**Qué se pide:**
• A. Enumera los nombres de usuario que encabezan los mensajes del hilo de foro sobre ser y estar.
• B. Prosigue el hilo de foro sobre ser y estar a partir de la última frase mostrada.

**Texto dado:**
—————
Cada verbo encierra un valor propio y punto.


----------



## kdt

Correcto Paquit&, *c'est moi* se traduce por *soy yo* porque te refieres a la persona. Pero la frase del ejemplo no se puede traducir literalmente, hay que mirar el contexto, y lo que intentaba explicar es que, en ese caso, no se puede decir soy porque hay lugar de por medio (en la foto).
O quitas el aquí, para referirte a la persona que eres/no eres, o dices estar.

Saludos


----------



## Gévy

Hola Kdt:

Bien, me parece que las has líado y bien. 

A ver, no se trata de "aquí soy yo" (en este lugar), todos sabemos que estar sería de rigor.

Te pongo un ejemplo de otra manera para que entiendas: Mira, aquí... que sí, te lo juro, soy yo de pequeño, jajaja, ¡que pinta tenía entonces!

Bien tendríamos "aquí" pero sin relación gramatical con "soy yo", que me identifica como siendo aquel que aparece aquí. ¿Ya pillas lo que quería decir la frase francesa?

Bisous,

Gévy


----------



## Paquita

kdt said:


> hay lugar de por medio (en la foto).
> O quitas el aquí, para referirte a la persona que eres/no eres, o dices estar.
> 
> Saludos


 
*¡No!!!!!*

*Con o sin* el "aquí" tienes que escribir y decir *"soy yo".* 
El "aquí" sirve para señalar la foto, no para indicar la ubicación de "yo" en ella...

En francés:

"Ici, c'est moi" 
Sin "ici" la frase "c'est moi" tiene el mismo sentido y es correcta.

Pero

"Je suis ici" = si quitas "ici", la frase "Je suis" no tiene sentido, le falta algo o tiene un sentido distinto (soy = existo), prueba que el verbo aquí tiene un sentido de lugar que no tiene el anterior.
—————
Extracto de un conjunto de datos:
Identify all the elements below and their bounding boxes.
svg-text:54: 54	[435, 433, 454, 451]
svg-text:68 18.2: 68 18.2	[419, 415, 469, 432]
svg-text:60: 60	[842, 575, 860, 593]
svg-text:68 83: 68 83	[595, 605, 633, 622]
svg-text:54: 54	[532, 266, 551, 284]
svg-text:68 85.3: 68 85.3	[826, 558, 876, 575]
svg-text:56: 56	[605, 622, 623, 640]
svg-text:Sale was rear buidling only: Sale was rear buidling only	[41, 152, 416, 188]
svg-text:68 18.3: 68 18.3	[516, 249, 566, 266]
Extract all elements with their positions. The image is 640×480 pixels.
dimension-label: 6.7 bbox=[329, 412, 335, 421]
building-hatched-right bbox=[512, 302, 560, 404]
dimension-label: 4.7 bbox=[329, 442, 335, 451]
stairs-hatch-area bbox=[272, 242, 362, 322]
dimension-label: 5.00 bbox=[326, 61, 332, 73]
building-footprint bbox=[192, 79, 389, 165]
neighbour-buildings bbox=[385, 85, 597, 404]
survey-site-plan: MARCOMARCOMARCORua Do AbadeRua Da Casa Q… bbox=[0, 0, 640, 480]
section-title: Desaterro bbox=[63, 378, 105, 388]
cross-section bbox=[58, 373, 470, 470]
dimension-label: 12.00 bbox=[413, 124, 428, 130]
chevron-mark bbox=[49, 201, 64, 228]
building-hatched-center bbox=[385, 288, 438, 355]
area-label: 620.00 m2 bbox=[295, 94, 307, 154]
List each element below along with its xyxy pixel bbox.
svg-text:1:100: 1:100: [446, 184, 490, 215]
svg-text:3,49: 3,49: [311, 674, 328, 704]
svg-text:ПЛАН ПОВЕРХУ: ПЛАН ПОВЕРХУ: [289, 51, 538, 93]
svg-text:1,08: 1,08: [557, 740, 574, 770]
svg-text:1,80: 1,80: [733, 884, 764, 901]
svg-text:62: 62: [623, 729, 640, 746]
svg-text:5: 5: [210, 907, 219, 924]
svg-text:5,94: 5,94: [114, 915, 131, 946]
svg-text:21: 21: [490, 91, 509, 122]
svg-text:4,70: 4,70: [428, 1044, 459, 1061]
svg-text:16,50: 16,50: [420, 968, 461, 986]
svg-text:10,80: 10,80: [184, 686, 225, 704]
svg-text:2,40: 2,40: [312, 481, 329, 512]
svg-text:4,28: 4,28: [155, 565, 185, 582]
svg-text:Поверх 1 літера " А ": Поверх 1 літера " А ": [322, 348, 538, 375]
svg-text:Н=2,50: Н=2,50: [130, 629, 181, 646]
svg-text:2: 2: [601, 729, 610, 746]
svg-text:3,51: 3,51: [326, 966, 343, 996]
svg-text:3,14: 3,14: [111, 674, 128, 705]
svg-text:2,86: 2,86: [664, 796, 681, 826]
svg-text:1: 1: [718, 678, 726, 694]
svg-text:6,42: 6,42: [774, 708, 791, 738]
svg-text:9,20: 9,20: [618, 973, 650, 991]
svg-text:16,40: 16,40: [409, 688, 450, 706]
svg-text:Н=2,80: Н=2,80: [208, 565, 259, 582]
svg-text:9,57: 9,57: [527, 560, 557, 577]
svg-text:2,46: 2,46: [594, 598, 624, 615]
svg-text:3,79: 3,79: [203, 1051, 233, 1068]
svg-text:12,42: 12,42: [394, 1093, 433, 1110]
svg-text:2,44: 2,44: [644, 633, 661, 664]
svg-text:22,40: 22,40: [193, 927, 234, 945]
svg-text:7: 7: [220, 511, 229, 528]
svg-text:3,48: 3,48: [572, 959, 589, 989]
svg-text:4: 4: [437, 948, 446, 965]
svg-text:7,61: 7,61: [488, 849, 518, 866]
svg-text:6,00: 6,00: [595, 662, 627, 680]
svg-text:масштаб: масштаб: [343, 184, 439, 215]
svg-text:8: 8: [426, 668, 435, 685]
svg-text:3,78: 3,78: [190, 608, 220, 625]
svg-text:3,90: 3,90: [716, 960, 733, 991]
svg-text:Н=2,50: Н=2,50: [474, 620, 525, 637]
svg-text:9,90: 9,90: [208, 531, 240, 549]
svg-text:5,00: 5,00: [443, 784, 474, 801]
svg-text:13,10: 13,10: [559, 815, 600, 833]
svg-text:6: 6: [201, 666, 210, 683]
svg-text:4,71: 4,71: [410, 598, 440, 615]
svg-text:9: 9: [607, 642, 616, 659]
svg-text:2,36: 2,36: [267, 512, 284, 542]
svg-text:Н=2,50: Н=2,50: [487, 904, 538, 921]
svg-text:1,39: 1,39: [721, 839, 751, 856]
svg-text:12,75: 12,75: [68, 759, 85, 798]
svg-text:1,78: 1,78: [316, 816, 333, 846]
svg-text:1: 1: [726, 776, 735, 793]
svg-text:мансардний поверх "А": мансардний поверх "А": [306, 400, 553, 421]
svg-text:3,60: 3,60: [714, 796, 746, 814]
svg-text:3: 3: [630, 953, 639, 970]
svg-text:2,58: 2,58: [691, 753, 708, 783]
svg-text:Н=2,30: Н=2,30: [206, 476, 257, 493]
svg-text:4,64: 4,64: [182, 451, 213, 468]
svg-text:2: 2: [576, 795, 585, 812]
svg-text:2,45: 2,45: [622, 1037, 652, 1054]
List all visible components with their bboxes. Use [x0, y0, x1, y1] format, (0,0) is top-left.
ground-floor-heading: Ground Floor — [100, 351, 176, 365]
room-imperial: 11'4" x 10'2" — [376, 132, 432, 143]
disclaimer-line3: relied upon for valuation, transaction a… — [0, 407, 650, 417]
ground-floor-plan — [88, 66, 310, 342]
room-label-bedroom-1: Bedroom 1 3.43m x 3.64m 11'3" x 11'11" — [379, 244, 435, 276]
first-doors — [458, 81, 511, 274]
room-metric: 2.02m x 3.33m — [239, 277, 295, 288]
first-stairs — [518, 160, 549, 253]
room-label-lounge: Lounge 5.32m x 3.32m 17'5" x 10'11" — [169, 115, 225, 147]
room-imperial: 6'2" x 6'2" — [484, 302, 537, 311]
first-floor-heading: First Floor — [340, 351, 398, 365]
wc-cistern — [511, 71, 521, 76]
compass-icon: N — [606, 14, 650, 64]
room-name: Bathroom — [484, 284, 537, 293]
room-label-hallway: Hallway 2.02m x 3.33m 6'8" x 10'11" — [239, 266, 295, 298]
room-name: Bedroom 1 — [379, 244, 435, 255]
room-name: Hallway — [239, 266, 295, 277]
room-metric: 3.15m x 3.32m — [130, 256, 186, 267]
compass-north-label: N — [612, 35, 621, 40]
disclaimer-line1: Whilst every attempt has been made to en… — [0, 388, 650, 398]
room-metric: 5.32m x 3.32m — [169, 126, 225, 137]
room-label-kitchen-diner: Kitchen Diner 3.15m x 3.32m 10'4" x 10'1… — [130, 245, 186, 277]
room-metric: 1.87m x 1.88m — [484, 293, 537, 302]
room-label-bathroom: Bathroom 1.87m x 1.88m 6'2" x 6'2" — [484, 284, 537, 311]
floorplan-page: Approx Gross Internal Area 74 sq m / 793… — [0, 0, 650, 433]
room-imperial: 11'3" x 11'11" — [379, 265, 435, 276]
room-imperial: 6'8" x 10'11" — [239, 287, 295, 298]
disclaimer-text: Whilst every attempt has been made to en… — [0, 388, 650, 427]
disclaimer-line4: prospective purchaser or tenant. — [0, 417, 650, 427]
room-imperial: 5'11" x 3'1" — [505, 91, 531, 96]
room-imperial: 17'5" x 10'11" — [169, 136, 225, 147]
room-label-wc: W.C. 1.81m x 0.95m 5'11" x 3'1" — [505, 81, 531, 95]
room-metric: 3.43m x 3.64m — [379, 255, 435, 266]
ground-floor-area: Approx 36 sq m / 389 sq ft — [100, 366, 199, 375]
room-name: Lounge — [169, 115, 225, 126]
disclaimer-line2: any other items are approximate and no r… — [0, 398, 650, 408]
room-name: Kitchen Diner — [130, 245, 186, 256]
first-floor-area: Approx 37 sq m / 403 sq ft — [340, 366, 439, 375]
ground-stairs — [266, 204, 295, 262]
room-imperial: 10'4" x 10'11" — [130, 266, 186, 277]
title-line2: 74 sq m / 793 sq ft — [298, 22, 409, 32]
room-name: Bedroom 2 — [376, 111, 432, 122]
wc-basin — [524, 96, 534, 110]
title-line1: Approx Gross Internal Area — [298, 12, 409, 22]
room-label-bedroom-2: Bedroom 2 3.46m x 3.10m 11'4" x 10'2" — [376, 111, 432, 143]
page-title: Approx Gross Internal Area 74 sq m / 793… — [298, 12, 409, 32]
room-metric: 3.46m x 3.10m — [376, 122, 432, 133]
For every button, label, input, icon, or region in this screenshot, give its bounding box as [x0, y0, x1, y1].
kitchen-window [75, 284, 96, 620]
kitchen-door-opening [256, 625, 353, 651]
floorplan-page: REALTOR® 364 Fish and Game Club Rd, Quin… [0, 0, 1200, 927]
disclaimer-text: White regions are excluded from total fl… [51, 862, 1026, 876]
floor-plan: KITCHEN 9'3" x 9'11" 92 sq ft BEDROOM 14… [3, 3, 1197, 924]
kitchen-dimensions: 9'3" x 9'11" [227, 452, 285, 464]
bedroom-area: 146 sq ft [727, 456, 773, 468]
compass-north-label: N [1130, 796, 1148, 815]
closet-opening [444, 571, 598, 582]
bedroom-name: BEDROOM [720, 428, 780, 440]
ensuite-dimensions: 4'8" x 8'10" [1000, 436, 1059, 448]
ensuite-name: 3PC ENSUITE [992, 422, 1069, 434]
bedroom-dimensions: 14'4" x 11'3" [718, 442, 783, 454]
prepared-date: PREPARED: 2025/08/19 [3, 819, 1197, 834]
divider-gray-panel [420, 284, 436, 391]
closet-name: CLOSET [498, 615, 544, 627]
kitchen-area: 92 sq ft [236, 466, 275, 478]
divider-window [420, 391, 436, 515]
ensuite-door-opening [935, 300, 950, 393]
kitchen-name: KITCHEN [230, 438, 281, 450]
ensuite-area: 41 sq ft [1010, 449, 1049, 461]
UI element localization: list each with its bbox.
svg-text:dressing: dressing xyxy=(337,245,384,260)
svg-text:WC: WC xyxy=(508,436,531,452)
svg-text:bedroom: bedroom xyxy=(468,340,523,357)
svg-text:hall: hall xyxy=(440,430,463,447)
—————
**Resultados en orden:**
• A. kdt, Gévy, Paquita

• B.
En eqpañol te lo repito "soy" y "estoy" son distintos... y "aquí" es compatible con "soy" porque ¡no está asociado con el verbo!!!!!


----------



## kdt

Paquit& said:


> *¡No!!!!!*
> En español te lo repito "soy" y "estoy" son distintos... y "aquí" es compatible con "soy" porque ¡no está asociado con el verbo!!!!!



Acabo de ver el problema.

A la pregunta: *"Mira aquí(enseñando la foto), si eres tú"*
si respondes como estaban las primeras traducciones(yo me guié con eso): *"no, aquí no soy yo"*
es incorrecto porque el *aquí* sí esta asociado con el verbo.

No es lo mismo si respondes: *aquí(lugar a mirar), no soy yo.*
es correcto.

Así que todos tenemos razón, pero hablabamos de cosas distintas, *falla la coma* despues del *aquí*, estar o no estar, esa es la questión


----------



## Gévy

Sí faltaba la coma. Se me olvidó indicárselo a Paul en mi primera intervención. Mea culpa.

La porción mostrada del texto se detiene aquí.